▶ _Exercise instructions_
Could you output each line of the data that follows exactly?

..............................

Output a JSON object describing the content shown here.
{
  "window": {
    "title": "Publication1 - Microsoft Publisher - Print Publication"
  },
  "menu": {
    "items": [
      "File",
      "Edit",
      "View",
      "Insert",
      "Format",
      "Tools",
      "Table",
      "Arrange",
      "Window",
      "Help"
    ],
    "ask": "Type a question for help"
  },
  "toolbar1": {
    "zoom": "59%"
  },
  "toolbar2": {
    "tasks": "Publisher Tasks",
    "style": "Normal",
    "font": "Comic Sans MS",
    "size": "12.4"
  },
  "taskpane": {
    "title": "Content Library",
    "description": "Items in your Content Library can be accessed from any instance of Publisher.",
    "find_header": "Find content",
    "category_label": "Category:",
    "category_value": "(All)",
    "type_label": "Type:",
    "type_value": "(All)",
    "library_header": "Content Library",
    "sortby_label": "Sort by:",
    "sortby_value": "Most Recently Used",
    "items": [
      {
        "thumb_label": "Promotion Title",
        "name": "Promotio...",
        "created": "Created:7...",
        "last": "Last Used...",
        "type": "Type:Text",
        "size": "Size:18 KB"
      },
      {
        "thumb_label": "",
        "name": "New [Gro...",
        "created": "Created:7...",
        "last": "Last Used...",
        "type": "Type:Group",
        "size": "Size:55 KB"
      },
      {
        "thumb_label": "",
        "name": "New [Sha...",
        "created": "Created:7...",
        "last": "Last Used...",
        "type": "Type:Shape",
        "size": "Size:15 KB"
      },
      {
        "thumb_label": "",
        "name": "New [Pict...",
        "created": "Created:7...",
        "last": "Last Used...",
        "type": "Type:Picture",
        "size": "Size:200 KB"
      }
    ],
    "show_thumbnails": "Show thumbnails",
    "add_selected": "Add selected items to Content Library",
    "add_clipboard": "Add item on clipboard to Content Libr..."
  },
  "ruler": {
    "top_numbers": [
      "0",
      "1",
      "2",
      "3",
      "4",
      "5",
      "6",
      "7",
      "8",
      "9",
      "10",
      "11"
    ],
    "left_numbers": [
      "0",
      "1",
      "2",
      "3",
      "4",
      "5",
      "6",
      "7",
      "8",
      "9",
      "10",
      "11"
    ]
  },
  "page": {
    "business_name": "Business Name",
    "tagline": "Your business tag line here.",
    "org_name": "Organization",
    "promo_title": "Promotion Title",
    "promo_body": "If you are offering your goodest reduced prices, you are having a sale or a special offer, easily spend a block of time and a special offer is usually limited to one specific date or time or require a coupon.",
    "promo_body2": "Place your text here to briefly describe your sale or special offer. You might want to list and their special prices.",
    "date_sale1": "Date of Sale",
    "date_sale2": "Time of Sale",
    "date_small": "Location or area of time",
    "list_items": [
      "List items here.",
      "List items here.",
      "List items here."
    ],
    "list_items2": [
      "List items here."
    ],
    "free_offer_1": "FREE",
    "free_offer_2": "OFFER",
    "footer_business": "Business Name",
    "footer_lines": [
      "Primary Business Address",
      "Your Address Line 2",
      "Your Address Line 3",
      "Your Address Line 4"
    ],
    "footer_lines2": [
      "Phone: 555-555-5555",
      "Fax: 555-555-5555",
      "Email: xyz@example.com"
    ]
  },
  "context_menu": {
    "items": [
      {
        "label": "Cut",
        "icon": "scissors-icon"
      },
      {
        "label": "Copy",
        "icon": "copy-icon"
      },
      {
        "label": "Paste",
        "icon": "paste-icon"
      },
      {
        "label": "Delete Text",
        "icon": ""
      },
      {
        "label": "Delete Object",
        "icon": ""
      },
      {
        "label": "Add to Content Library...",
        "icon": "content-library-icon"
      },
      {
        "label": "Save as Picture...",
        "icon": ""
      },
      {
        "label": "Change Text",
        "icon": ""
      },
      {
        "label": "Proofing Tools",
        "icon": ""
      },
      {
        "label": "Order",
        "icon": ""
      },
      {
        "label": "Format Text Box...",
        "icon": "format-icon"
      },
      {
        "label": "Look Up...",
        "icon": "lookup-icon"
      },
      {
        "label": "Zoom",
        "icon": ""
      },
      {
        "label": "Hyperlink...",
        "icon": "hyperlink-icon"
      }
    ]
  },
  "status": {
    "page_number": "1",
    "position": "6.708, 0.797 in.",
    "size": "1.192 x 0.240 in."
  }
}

..............................

▶ _Complete output_
Output a JSON object describing the content shown here.
{
  "window": {
    "title": "Publication1 - Microsoft Publisher - Print Publication"
  },
  "menu": {
    "items": [
      "File",
      "Edit",
      "View",
      "Insert",
      "Format",
      "Tools",
      "Table",
      "Arrange",
      "Window",
      "Help"
    ],
    "ask": "Type a question for help"
  },
  "toolbar1": {
    "zoom": "59%"
  },
  "toolbar2": {
    "tasks": "Publisher Tasks",
    "style": "Normal",
    "font": "Comic Sans MS",
    "size": "12.4"
  },
  "taskpane": {
    "title": "Content Library",
    "description": "Items in your Content Library can be accessed from any instance of Publisher.",
    "find_header": "Find content",
    "category_label": "Category:",
    "category_value": "(All)",
    "type_label": "Type:",
    "type_value": "(All)",
    "library_header": "Content Library",
    "sortby_label": "Sort by:",
    "sortby_value": "Most Recently Used",
    "items": [
      {
        "thumb_label": "Promotion Title",
        "name": "Promotio...",
        "created": "Created:7...",
        "last": "Last Used...",
        "type": "Type:Text",
        "size": "Size:18 KB"
      },
      {
        "thumb_label": "",
        "name": "New [Gro...",
        "created": "Created:7...",
        "last": "Last Used...",
        "type": "Type:Group",
        "size": "Size:55 KB"
      },
      {
        "thumb_label": "",
        "name": "New [Sha...",
        "created": "Created:7...",
        "last": "Last Used...",
        "type": "Type:Shape",
        "size": "Size:15 KB"
      },
      {
        "thumb_label": "",
        "name": "New [Pict...",
        "created": "Created:7...",
        "last": "Last Used...",
        "type": "Type:Picture",
        "size": "Size:200 KB"
      }
    ],
    "show_thumbnails": "Show thumbnails",
    "add_selected": "Add selected items to Content Library",
    "add_clipboard": "Add item on clipboard to Content Libr..."
  },
  "ruler": {
    "top_numbers": [
      "0",
      "1",
      "2",
      "3",
      "4",
      "5",
      "6",
      "7",
      "8",
      "9",
      "10",
      "11"
    ],
    "left_numbers": [
      "0",
      "1",
      "2",
      "3",
      "4",
      "5",
      "6",
      "7",
      "8",
      "9",
      "10",
      "11"
    ]
  },
  "page": {
    "business_name": "Business Name",
    "tagline": "Your business tag line here.",
    "org_name": "Organization",
    "promo_title": "Promotion Title",
    "promo_body": "If you are offering your goodest reduced prices, you are having a sale or a special offer, easily spend a block of time and a special offer is usually limited to one specific date or time or require a coupon.",
    "promo_body2": "Place your text here to briefly describe your sale or special offer. You might want to list and their special prices.",
    "date_sale1": "Date of Sale",
    "date_sale2": "Time of Sale",
    "date_small": "Location or area of time",
    "list_items": [
      "List items here.",
      "List items here.",
      "List items here."
    ],
    "list_items2": [
      "List items here."
    ],
    "free_offer_1": "FREE",
    "free_offer_2": "OFFER",
    "footer_business": "Business Name",
    "footer_lines": [
      "Primary Business Address",
      "Your Address Line 2",
      "Your Address Line 3",
      "Your Address Line 4"
    ],
    "footer_lines2": [
      "Phone: 555-555-5555",
      "Fax: 555-555-5555",
      "Email: xyz@example.com"
    ]
  },
  "context_menu": {
    "items": [
      {
        "label": "Cut",
        "icon": "scissors-icon"
      },
      {
        "label": "Copy",
        "icon": "copy-icon"
      },
      {
        "label": "Paste",
        "icon": "paste-icon"
      },
      {
        "label": "Delete Text",
        "icon": ""
      },
      {
        "label": "Delete Object",
        "icon": ""
      },
      {
        "label": "Add to Content Library...",
        "icon": "content-library-icon"
      },
      {
        "label": "Save as Picture...",
        "icon": ""
      },
      {
        "label": "Change Text",
        "icon": ""
      },
      {
        "label": "Proofing Tools",
        "icon": ""
      },
      {
        "label": "Order",
        "icon": ""
      },
      {
        "label": "Format Text Box...",
        "icon": "format-icon"
      },
      {
        "label": "Look Up...",
        "icon": "lookup-icon"
      },
      {
        "label": "Zoom",
        "icon": ""
      },
      {
        "label": "Hyperlink...",
        "icon": "hyperlink-icon"
      }
    ]
  },
  "status": {
    "page_number": "1",
    "position": "6.708, 0.797 in.",
    "size": "1.192 x 0.240 in."
  }
}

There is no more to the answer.